Task to complete: Reproduce all the lines below exactly and omit the images.

Exercise material:
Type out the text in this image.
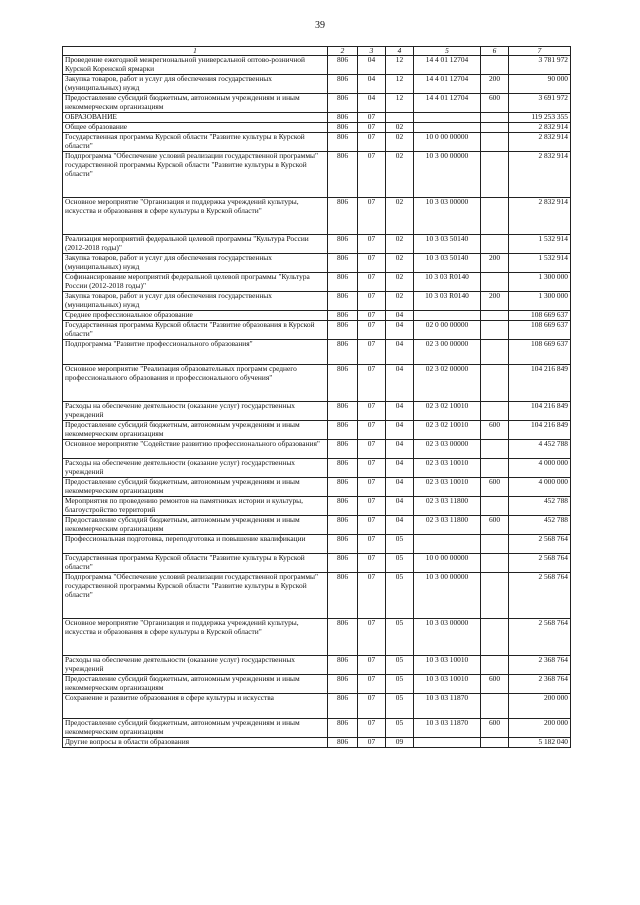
39
1	2	3	4	5	6	7
Проведение ежегодной межрегиональной универсальной оптово-розничной Курской Коренской ярмарки	806	04	12	14 4 01 12704		3 781 972
Закупка товаров, работ и услуг для обеспечения государственных (муниципальных) нужд	806	04	12	14 4 01 12704	200	90 000
Предоставление субсидий бюджетным, автономным учреждениям и иным некоммерческим организациям	806	04	12	14 4 01 12704	600	3 691 972
ОБРАЗОВАНИЕ	806	07				119 253 355
Общее образование	806	07	02			2 832 914
Государственная программа Курской области "Развитие культуры в Курской области"	806	07	02	10 0 00 00000		2 832 914
Подпрограмма "Обеспечение условий реализации государственной программы" государственной программы Курской области "Развитие культуры в Курской области"	806	07	02	10 3 00 00000		2 832 914
Основное мероприятие "Организация и поддержка учреждений культуры, искусства и образования в сфере культуры в Курской области"	806	07	02	10 3 03 00000		2 832 914
Реализация мероприятий федеральной целевой программы "Культура России (2012-2018 годы)"	806	07	02	10 3 03 50140		1 532 914
Закупка товаров, работ и услуг для обеспечения государственных (муниципальных) нужд	806	07	02	10 3 03 50140	200	1 532 914
Софинансирование мероприятий федеральной целевой программы "Культура России (2012-2018 годы)"	806	07	02	10 3 03 R0140		1 300 000
Закупка товаров, работ и услуг для обеспечения государственных (муниципальных) нужд	806	07	02	10 3 03 R0140	200	1 300 000
Среднее профессиональное образование	806	07	04			108 669 637
Государственная программа Курской области "Развитие образования в Курской области"	806	07	04	02 0 00 00000		108 669 637
Подпрограмма "Развитие профессионального образования"	806	07	04	02 3 00 00000		108 669 637
Основное мероприятие "Реализация образовательных программ среднего профессионального образования и профессионального обучения"	806	07	04	02 3 02 00000		104 216 849
Расходы на обеспечение деятельности (оказание услуг) государственных учреждений	806	07	04	02 3 02 10010		104 216 849
Предоставление субсидий бюджетным, автономным учреждениям и иным некоммерческим организациям	806	07	04	02 3 02 10010	600	104 216 849
Основное мероприятие "Содействие развитию профессионального образования"	806	07	04	02 3 03 00000		4 452 788
Расходы на обеспечение деятельности (оказание услуг) государственных учреждений	806	07	04	02 3 03 10010		4 000 000
Предоставление субсидий бюджетным, автономным учреждениям и иным некоммерческим организациям	806	07	04	02 3 03 10010	600	4 000 000
Мероприятия по проведению ремонтов на памятниках истории и культуры, благоустройство территорий	806	07	04	02 3 03 11800		452 788
Предоставление субсидий бюджетным, автономным учреждениям и иным некоммерческим организациям	806	07	04	02 3 03 11800	600	452 788
Профессиональная подготовка, переподготовка и повышение квалификации	806	07	05			2 568 764
Государственная программа Курской области "Развитие культуры в Курской области"	806	07	05	10 0 00 00000		2 568 764
Подпрограмма "Обеспечение условий реализации государственной программы" государственной программы Курской области "Развитие культуры в Курской области"	806	07	05	10 3 00 00000		2 568 764
Основное мероприятие "Организация и поддержка учреждений культуры, искусства и образования в сфере культуры в Курской области"	806	07	05	10 3 03 00000		2 568 764
Расходы на обеспечение деятельности (оказание услуг) государственных учреждений	806	07	05	10 3 03 10010		2 368 764
Предоставление субсидий бюджетным, автономным учреждениям и иным некоммерческим организациям	806	07	05	10 3 03 10010	600	2 368 764
Сохранение и развитие образования в сфере культуры и искусства	806	07	05	10 3 03 11870		200 000
Предоставление субсидий бюджетным, автономным учреждениям и иным некоммерческим организациям	806	07	05	10 3 03 11870	600	200 000
Другие вопросы в области образования	806	07	09			5 182 040
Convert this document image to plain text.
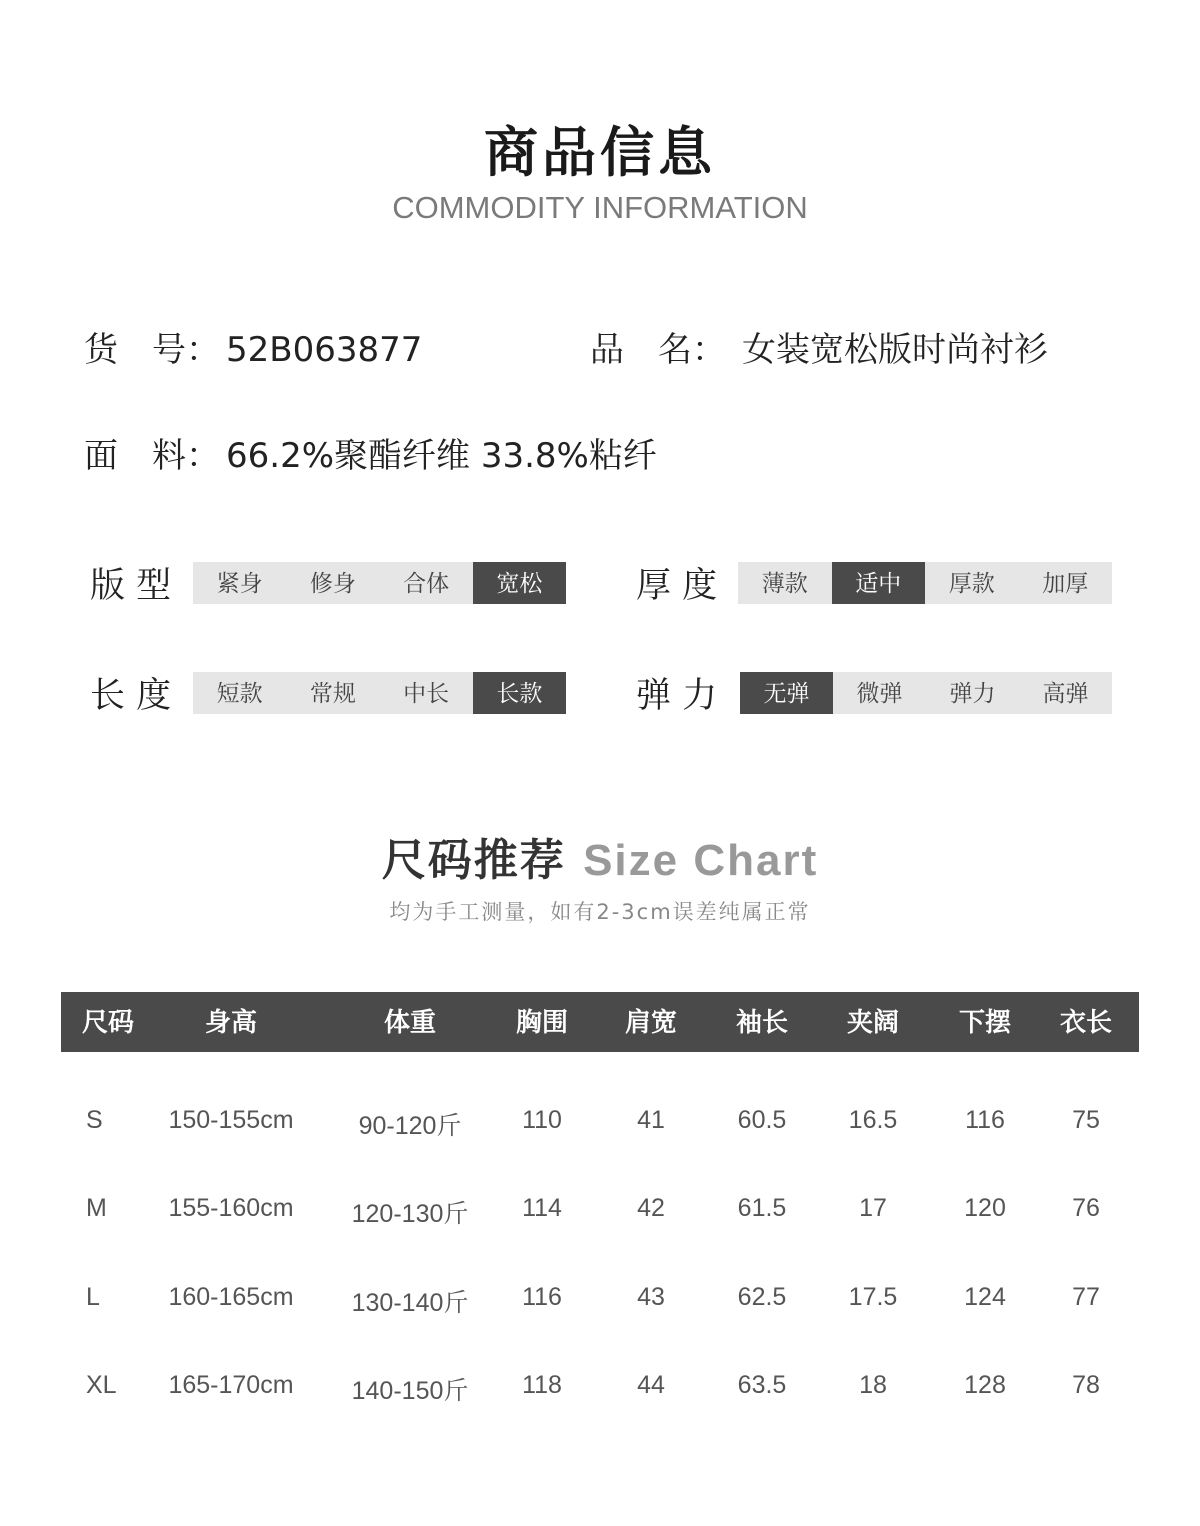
商品信息
COMMODITY INFORMATION
货　号： 52B063877	品　名： 女装宽松版时尚衬衫
面　料： 66.2%聚酯纤维 33.8%粘纤
版 型	紧身	修身	合体	宽松	厚 度	薄款	适中	厚款	加厚
长 度	短款	常规	中长	长款	弹 力	无弹	微弹	弹力	高弹
尺码推荐 Size Chart
均为手工测量，如有2-3cm误差纯属正常
尺码	身高	体重	胸围 肩宽 袖长 夹阔 下摆 衣长
S	150-155cm	90-120斤 110	41	60.5 16.5	116	75
M 155-160cm 120-130斤 114	42	61.5	17	120	76
L	160-165cm 130-140斤 116	43	62.5 17.5	124	77
XL 165-170cm 140-150斤 118	44	63.5	18	128	78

In response:
Type out the text in this image.
39
1	2	3	4	5	6	7
Проведение ежегодной межрегиональной универсальной оптово-розничной Курской Коренской ярмарки	806	04	12	14 4 01 12704		3 781 972
Закупка товаров, работ и услуг для обеспечения государственных (муниципальных) нужд	806	04	12	14 4 01 12704	200	90 000
Предоставление субсидий бюджетным, автономным учреждениям и иным некоммерческим организациям	806	04	12	14 4 01 12704	600	3 691 972
ОБРАЗОВАНИЕ	806	07				119 253 355
Общее образование	806	07	02			2 832 914
Государственная программа Курской области "Развитие культуры в Курской области"	806	07	02	10 0 00 00000		2 832 914
Подпрограмма "Обеспечение условий реализации государственной программы" государственной программы Курской области "Развитие культуры в Курской области"	806	07	02	10 3 00 00000		2 832 914
Основное мероприятие "Организация и поддержка учреждений культуры, искусства и образования в сфере культуры в Курской области"	806	07	02	10 3 03 00000		2 832 914
Реализация мероприятий федеральной целевой программы "Культура России (2012-2018 годы)"	806	07	02	10 3 03 50140		1 532 914
Закупка товаров, работ и услуг для обеспечения государственных (муниципальных) нужд	806	07	02	10 3 03 50140	200	1 532 914
Софинансирование мероприятий федеральной целевой программы "Культура России (2012-2018 годы)"	806	07	02	10 3 03 R0140		1 300 000
Закупка товаров, работ и услуг для обеспечения государственных (муниципальных) нужд	806	07	02	10 3 03 R0140	200	1 300 000
Среднее профессиональное образование	806	07	04			108 669 637
Государственная программа Курской области "Развитие образования в Курской области"	806	07	04	02 0 00 00000		108 669 637
Подпрограмма "Развитие профессионального образования"	806	07	04	02 3 00 00000		108 669 637
Основное мероприятие "Реализация образовательных программ среднего профессионального образования и профессионального обучения"	806	07	04	02 3 02 00000		104 216 849
Расходы на обеспечение деятельности (оказание услуг) государственных учреждений	806	07	04	02 3 02 10010		104 216 849
Предоставление субсидий бюджетным, автономным учреждениям и иным некоммерческим организациям	806	07	04	02 3 02 10010	600	104 216 849
Основное мероприятие "Содействие развитию профессионального образования"	806	07	04	02 3 03 00000		4 452 788
Расходы на обеспечение деятельности (оказание услуг) государственных учреждений	806	07	04	02 3 03 10010		4 000 000
Предоставление субсидий бюджетным, автономным учреждениям и иным некоммерческим организациям	806	07	04	02 3 03 10010	600	4 000 000
Мероприятия по проведению ремонтов на памятниках истории и культуры, благоустройство территорий	806	07	04	02 3 03 11800		452 788
Предоставление субсидий бюджетным, автономным учреждениям и иным некоммерческим организациям	806	07	04	02 3 03 11800	600	452 788
Профессиональная подготовка, переподготовка и повышение квалификации	806	07	05			2 568 764
Государственная программа Курской области "Развитие культуры в Курской области"	806	07	05	10 0 00 00000		2 568 764
Подпрограмма "Обеспечение условий реализации государственной программы" государственной программы Курской области "Развитие культуры в Курской области"	806	07	05	10 3 00 00000		2 568 764
Основное мероприятие "Организация и поддержка учреждений культуры, искусства и образования в сфере культуры в Курской области"	806	07	05	10 3 03 00000		2 568 764
Расходы на обеспечение деятельности (оказание услуг) государственных учреждений	806	07	05	10 3 03 10010		2 368 764
Предоставление субсидий бюджетным, автономным учреждениям и иным некоммерческим организациям	806	07	05	10 3 03 10010	600	2 368 764
Сохранение и развитие образования в сфере культуры и искусства	806	07	05	10 3 03 11870		200 000
Предоставление субсидий бюджетным, автономным учреждениям и иным некоммерческим организациям	806	07	05	10 3 03 11870	600	200 000
Другие вопросы в области образования	806	07	09			5 182 040
Convert this document image to plain text.
商品信息
COMMODITY INFORMATION
货　号： 52B063877	品　名： 女装宽松版时尚衬衫
面　料： 66.2%聚酯纤维 33.8%粘纤
版 型	紧身	修身	合体	宽松	厚 度	薄款	适中	厚款	加厚
长 度	短款	常规	中长	长款	弹 力	无弹	微弹	弹力	高弹
尺码推荐 Size Chart
均为手工测量，如有2-3cm误差纯属正常
尺码	身高	体重	胸围 肩宽 袖长 夹阔 下摆 衣长
S	150-155cm	90-120斤 110	41	60.5 16.5	116	75
M 155-160cm 120-130斤 114	42	61.5	17	120	76
L	160-165cm 130-140斤 116	43	62.5 17.5	124	77
XL 165-170cm 140-150斤 118	44	63.5	18	128	78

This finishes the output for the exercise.